- Given problem -
Take the data below and repeat it exactly.

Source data
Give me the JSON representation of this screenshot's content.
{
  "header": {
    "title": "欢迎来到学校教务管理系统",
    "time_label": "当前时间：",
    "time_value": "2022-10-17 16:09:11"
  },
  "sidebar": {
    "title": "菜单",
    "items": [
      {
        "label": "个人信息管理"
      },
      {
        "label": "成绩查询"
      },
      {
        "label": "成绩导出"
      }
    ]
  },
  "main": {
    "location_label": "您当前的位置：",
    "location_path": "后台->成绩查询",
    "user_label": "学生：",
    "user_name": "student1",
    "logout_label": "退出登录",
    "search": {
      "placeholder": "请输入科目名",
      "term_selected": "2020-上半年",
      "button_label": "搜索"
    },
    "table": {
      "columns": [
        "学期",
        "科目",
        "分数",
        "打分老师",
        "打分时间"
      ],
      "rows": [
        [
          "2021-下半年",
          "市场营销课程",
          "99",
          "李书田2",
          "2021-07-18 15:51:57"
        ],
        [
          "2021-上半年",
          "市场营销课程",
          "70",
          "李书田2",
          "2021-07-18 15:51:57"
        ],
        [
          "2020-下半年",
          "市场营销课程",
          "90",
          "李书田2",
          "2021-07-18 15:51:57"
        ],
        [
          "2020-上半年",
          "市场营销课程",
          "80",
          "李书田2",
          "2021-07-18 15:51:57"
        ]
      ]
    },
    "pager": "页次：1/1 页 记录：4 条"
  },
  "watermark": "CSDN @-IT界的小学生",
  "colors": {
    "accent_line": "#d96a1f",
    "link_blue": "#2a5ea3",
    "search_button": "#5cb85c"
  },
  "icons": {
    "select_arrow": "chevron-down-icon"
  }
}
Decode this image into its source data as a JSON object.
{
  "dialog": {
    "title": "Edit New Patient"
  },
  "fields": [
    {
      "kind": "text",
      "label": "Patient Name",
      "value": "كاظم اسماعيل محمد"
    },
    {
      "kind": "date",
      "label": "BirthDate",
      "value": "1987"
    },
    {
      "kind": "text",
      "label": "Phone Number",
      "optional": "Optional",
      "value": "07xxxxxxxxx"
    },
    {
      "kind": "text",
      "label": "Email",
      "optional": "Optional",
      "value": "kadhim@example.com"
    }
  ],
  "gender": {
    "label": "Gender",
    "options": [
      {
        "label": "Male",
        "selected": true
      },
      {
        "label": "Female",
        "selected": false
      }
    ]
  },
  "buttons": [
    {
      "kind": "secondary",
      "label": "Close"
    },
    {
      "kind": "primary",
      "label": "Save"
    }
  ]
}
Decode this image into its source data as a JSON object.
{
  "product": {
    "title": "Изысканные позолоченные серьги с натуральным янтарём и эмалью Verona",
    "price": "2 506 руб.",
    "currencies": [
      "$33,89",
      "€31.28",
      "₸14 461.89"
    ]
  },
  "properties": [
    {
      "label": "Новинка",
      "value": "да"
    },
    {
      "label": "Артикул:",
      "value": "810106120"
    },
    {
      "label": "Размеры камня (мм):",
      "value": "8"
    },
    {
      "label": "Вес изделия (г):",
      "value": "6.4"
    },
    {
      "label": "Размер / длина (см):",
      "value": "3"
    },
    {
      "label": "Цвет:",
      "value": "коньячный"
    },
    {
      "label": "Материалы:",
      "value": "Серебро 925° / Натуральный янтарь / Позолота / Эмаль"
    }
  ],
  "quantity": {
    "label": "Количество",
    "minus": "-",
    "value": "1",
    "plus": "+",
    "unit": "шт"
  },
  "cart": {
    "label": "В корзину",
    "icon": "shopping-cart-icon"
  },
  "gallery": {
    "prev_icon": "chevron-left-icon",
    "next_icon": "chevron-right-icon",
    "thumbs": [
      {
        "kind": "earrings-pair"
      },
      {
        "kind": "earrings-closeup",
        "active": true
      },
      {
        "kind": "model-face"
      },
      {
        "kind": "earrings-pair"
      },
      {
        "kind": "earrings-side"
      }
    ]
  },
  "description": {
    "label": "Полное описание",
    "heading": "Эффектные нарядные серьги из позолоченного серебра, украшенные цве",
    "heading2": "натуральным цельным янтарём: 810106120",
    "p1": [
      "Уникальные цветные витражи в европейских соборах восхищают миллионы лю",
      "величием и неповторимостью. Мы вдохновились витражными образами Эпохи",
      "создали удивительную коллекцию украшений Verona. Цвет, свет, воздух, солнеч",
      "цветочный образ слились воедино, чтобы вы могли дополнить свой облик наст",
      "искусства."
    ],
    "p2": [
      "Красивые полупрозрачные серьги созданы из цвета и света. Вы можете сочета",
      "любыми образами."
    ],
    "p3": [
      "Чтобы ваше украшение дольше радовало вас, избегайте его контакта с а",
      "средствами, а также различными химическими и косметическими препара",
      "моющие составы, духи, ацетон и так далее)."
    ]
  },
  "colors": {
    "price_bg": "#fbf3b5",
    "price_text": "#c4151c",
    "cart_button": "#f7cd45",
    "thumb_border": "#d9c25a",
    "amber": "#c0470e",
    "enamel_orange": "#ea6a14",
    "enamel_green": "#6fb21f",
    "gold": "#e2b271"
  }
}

- Task output -
Give me the JSON representation of this screenshot's content.
{
  "header": {
    "title": "欢迎来到学校教务管理系统",
    "time_label": "当前时间：",
    "time_value": "2022-10-17 16:09:11"
  },
  "sidebar": {
    "title": "菜单",
    "items": [
      {
        "label": "个人信息管理"
      },
      {
        "label": "成绩查询"
      },
      {
        "label": "成绩导出"
      }
    ]
  },
  "main": {
    "location_label": "您当前的位置：",
    "location_path": "后台->成绩查询",
    "user_label": "学生：",
    "user_name": "student1",
    "logout_label": "退出登录",
    "search": {
      "placeholder": "请输入科目名",
      "term_selected": "2020-上半年",
      "button_label": "搜索"
    },
    "table": {
      "columns": [
        "学期",
        "科目",
        "分数",
        "打分老师",
        "打分时间"
      ],
      "rows": [
        [
          "2021-下半年",
          "市场营销课程",
          "99",
          "李书田2",
          "2021-07-18 15:51:57"
        ],
        [
          "2021-上半年",
          "市场营销课程",
          "70",
          "李书田2",
          "2021-07-18 15:51:57"
        ],
        [
          "2020-下半年",
          "市场营销课程",
          "90",
          "李书田2",
          "2021-07-18 15:51:57"
        ],
        [
          "2020-上半年",
          "市场营销课程",
          "80",
          "李书田2",
          "2021-07-18 15:51:57"
        ]
      ]
    },
    "pager": "页次：1/1 页 记录：4 条"
  },
  "watermark": "CSDN @-IT界的小学生",
  "colors": {
    "accent_line": "#d96a1f",
    "link_blue": "#2a5ea3",
    "search_button": "#5cb85c"
  },
  "icons": {
    "select_arrow": "chevron-down-icon"
  }
}
Decode this image into its source data as a JSON object.
{
  "dialog": {
    "title": "Edit New Patient"
  },
  "fields": [
    {
      "kind": "text",
      "label": "Patient Name",
      "value": "كاظم اسماعيل محمد"
    },
    {
      "kind": "date",
      "label": "BirthDate",
      "value": "1987"
    },
    {
      "kind": "text",
      "label": "Phone Number",
      "optional": "Optional",
      "value": "07xxxxxxxxx"
    },
    {
      "kind": "text",
      "label": "Email",
      "optional": "Optional",
      "value": "kadhim@example.com"
    }
  ],
  "gender": {
    "label": "Gender",
    "options": [
      {
        "label": "Male",
        "selected": true
      },
      {
        "label": "Female",
        "selected": false
      }
    ]
  },
  "buttons": [
    {
      "kind": "secondary",
      "label": "Close"
    },
    {
      "kind": "primary",
      "label": "Save"
    }
  ]
}
Decode this image into its source data as a JSON object.
{
  "product": {
    "title": "Изысканные позолоченные серьги с натуральным янтарём и эмалью Verona",
    "price": "2 506 руб.",
    "currencies": [
      "$33,89",
      "€31.28",
      "₸14 461.89"
    ]
  },
  "properties": [
    {
      "label": "Новинка",
      "value": "да"
    },
    {
      "label": "Артикул:",
      "value": "810106120"
    },
    {
      "label": "Размеры камня (мм):",
      "value": "8"
    },
    {
      "label": "Вес изделия (г):",
      "value": "6.4"
    },
    {
      "label": "Размер / длина (см):",
      "value": "3"
    },
    {
      "label": "Цвет:",
      "value": "коньячный"
    },
    {
      "label": "Материалы:",
      "value": "Серебро 925° / Натуральный янтарь / Позолота / Эмаль"
    }
  ],
  "quantity": {
    "label": "Количество",
    "minus": "-",
    "value": "1",
    "plus": "+",
    "unit": "шт"
  },
  "cart": {
    "label": "В корзину",
    "icon": "shopping-cart-icon"
  },
  "gallery": {
    "prev_icon": "chevron-left-icon",
    "next_icon": "chevron-right-icon",
    "thumbs": [
      {
        "kind": "earrings-pair"
      },
      {
        "kind": "earrings-closeup",
        "active": true
      },
      {
        "kind": "model-face"
      },
      {
        "kind": "earrings-pair"
      },
      {
        "kind": "earrings-side"
      }
    ]
  },
  "description": {
    "label": "Полное описание",
    "heading": "Эффектные нарядные серьги из позолоченного серебра, украшенные цве",
    "heading2": "натуральным цельным янтарём: 810106120",
    "p1": [
      "Уникальные цветные витражи в европейских соборах восхищают миллионы лю",
      "величием и неповторимостью. Мы вдохновились витражными образами Эпохи",
      "создали удивительную коллекцию украшений Verona. Цвет, свет, воздух, солнеч",
      "цветочный образ слились воедино, чтобы вы могли дополнить свой облик наст",
      "искусства."
    ],
    "p2": [
      "Красивые полупрозрачные серьги созданы из цвета и света. Вы можете сочета",
      "любыми образами."
    ],
    "p3": [
      "Чтобы ваше украшение дольше радовало вас, избегайте его контакта с а",
      "средствами, а также различными химическими и косметическими препара",
      "моющие составы, духи, ацетон и так далее)."
    ]
  },
  "colors": {
    "price_bg": "#fbf3b5",
    "price_text": "#c4151c",
    "cart_button": "#f7cd45",
    "thumb_border": "#d9c25a",
    "amber": "#c0470e",
    "enamel_orange": "#ea6a14",
    "enamel_green": "#6fb21f",
    "gold": "#e2b271"
  }
}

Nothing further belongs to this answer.